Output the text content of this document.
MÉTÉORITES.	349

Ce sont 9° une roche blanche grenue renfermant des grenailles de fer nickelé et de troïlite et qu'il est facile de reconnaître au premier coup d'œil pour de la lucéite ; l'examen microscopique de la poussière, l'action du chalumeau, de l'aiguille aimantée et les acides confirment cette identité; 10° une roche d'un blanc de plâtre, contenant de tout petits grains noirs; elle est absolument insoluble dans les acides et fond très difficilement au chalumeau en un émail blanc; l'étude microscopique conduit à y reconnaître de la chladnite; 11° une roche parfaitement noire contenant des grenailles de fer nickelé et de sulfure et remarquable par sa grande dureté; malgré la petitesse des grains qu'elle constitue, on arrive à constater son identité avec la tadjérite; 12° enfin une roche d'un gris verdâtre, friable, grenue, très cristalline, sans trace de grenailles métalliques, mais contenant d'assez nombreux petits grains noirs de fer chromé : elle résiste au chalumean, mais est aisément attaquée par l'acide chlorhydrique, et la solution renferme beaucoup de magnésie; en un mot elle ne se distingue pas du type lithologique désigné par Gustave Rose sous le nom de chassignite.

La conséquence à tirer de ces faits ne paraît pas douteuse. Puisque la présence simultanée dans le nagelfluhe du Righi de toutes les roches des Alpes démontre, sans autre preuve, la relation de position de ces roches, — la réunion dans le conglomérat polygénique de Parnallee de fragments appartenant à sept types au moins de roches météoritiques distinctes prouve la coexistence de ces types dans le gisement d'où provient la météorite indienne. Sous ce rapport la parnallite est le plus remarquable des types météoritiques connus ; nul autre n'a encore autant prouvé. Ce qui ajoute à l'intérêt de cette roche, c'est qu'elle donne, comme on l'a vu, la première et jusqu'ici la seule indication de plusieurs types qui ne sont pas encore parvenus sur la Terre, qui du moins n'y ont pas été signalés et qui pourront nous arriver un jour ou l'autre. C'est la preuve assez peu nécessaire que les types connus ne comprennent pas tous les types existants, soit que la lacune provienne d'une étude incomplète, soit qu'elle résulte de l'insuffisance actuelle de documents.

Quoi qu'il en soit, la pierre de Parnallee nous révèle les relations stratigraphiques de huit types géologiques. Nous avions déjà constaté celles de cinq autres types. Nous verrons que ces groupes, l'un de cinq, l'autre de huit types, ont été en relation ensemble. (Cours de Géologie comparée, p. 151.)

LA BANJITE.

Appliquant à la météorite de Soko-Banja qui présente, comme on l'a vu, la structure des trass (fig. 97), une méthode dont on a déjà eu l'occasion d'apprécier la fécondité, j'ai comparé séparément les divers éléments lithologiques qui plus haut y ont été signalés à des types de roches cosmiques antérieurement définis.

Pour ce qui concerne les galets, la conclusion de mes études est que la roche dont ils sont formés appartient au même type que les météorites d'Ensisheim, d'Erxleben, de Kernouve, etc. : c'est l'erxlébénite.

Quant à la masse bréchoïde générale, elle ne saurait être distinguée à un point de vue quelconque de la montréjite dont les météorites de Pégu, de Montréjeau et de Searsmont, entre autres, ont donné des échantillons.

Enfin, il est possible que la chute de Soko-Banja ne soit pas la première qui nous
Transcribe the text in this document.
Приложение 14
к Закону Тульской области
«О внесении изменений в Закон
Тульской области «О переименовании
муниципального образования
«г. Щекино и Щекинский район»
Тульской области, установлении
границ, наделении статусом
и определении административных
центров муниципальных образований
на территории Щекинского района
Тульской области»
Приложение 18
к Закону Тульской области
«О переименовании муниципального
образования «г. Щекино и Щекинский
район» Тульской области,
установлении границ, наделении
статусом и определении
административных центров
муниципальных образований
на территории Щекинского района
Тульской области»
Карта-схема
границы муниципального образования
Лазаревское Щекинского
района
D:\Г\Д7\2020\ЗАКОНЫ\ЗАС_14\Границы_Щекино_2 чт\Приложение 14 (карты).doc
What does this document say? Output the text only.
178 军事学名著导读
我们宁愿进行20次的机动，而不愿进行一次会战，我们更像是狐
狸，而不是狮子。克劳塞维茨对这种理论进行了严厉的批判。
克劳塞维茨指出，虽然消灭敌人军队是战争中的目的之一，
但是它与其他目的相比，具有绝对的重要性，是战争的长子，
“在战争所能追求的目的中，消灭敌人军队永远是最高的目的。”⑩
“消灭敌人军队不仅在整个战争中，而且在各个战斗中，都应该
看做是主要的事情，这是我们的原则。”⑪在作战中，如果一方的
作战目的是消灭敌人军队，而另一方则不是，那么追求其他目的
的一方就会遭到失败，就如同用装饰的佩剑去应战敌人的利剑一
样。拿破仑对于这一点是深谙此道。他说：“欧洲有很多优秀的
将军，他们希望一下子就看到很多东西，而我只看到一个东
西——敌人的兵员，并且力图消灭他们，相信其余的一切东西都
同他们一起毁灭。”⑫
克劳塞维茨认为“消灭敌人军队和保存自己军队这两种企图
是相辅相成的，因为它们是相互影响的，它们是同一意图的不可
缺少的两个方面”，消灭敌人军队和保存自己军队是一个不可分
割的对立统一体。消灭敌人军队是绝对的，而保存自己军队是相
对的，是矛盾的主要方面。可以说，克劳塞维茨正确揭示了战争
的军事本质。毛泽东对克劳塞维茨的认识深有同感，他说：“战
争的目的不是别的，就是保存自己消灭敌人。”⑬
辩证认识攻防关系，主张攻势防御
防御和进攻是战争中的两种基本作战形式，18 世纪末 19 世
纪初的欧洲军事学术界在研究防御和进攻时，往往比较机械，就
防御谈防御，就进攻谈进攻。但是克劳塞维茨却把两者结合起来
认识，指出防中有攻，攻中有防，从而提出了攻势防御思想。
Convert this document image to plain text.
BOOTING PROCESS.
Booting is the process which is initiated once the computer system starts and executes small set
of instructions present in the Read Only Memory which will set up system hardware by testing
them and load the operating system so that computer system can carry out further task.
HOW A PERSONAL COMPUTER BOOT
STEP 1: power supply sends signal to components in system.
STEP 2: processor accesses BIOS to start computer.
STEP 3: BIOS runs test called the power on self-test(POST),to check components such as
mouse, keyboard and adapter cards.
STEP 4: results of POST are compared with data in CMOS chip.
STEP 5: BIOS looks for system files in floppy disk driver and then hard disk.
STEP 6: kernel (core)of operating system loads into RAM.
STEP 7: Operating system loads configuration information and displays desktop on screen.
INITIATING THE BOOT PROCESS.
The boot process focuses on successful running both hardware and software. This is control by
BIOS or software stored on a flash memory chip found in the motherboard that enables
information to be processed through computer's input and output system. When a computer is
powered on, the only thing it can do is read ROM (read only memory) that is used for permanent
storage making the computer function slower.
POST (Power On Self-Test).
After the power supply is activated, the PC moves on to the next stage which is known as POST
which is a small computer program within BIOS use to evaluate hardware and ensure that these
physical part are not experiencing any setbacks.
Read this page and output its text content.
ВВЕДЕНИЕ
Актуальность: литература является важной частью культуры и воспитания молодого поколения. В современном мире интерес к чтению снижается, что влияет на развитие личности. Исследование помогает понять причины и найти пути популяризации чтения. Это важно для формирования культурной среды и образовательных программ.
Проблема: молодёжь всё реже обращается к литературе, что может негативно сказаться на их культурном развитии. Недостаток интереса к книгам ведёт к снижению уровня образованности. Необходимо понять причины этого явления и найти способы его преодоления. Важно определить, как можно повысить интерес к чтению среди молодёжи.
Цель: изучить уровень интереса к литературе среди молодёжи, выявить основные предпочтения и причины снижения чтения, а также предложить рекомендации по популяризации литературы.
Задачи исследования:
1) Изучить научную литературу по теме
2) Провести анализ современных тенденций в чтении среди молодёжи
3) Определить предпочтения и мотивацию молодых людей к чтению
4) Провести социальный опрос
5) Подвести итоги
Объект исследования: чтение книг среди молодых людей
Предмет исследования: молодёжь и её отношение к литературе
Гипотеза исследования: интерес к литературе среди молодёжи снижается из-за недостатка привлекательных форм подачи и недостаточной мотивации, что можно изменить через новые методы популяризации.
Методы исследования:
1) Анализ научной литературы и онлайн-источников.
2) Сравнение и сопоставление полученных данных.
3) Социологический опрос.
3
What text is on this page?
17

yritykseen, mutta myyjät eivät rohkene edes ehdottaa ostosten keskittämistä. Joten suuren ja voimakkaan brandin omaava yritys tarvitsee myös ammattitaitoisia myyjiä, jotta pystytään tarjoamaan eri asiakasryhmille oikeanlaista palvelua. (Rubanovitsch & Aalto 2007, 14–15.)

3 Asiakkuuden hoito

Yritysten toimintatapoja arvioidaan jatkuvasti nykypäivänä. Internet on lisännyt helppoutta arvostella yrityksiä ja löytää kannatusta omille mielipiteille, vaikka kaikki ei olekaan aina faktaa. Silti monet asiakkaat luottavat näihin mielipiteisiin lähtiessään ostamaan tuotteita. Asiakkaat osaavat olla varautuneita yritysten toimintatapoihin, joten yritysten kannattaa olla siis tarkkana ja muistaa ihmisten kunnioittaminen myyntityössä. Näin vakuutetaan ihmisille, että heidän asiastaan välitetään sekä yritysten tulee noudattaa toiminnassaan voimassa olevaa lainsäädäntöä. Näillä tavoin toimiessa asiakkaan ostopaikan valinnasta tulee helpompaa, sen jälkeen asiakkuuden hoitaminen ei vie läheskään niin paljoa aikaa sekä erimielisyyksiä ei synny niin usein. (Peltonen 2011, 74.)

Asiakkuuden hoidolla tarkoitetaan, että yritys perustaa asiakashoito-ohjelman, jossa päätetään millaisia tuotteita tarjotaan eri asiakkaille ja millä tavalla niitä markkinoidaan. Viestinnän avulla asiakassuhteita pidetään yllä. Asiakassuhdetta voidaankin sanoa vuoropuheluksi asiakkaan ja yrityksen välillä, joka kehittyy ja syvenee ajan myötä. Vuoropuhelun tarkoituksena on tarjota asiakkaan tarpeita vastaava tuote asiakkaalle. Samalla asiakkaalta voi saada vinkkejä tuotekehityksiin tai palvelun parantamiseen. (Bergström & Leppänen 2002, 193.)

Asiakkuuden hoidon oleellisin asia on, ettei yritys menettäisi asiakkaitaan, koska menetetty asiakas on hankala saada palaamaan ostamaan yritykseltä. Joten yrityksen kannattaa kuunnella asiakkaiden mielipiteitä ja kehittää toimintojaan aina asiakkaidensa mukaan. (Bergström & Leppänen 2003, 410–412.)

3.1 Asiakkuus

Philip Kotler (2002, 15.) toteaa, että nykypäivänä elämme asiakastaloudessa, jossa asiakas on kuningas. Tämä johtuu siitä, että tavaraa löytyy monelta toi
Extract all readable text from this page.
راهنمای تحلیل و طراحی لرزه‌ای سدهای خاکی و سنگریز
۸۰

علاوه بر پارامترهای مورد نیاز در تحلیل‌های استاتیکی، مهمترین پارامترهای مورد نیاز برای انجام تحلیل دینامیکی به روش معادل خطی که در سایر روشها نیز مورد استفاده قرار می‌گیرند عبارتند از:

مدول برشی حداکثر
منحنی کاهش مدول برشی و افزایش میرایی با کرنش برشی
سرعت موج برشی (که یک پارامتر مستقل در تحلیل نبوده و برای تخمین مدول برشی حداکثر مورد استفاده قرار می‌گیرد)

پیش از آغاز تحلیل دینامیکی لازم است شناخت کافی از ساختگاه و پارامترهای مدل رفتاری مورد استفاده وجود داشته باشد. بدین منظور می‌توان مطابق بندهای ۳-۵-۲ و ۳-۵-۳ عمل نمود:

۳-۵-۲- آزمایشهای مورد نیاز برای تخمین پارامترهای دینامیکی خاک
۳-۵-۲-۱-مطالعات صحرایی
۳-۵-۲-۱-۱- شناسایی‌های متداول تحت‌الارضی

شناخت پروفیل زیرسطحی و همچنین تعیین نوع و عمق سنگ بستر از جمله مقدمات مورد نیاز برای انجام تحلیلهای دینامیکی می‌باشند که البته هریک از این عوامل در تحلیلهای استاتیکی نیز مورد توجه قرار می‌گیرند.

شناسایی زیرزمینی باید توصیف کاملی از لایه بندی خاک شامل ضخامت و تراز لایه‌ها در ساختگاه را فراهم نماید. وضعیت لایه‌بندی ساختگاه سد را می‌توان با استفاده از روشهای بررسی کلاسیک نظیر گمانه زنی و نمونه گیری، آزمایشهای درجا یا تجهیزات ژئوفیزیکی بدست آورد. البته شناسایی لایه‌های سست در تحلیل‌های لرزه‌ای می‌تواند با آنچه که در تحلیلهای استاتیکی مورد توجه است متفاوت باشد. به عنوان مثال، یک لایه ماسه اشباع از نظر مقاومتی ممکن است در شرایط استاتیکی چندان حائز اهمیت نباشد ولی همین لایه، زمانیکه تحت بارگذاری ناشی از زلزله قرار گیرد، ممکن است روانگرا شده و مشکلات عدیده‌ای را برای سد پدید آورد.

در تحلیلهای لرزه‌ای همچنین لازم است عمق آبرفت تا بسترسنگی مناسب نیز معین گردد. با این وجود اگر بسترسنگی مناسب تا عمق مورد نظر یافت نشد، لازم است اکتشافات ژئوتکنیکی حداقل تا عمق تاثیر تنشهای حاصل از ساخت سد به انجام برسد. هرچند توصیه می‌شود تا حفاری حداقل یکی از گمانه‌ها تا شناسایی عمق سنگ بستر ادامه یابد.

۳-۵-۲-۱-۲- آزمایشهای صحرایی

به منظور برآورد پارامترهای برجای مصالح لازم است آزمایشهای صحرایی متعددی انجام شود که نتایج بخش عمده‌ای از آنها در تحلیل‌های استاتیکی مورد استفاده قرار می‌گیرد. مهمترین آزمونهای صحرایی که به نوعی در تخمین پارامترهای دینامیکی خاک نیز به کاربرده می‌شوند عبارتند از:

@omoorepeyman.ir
----------------------------------------
■ YOUR INSTRUCTIONS
Extract lines where the string "литературы" occurs.

■ WRITTEN ANSWER
Цель: изучить уровень интереса к литературе среди молодёжи, выявить основные предпочтения и причины снижения чтения, а также предложить рекомендации по популяризации литературы.
1) Анализ научной литературы и онлайн-источников.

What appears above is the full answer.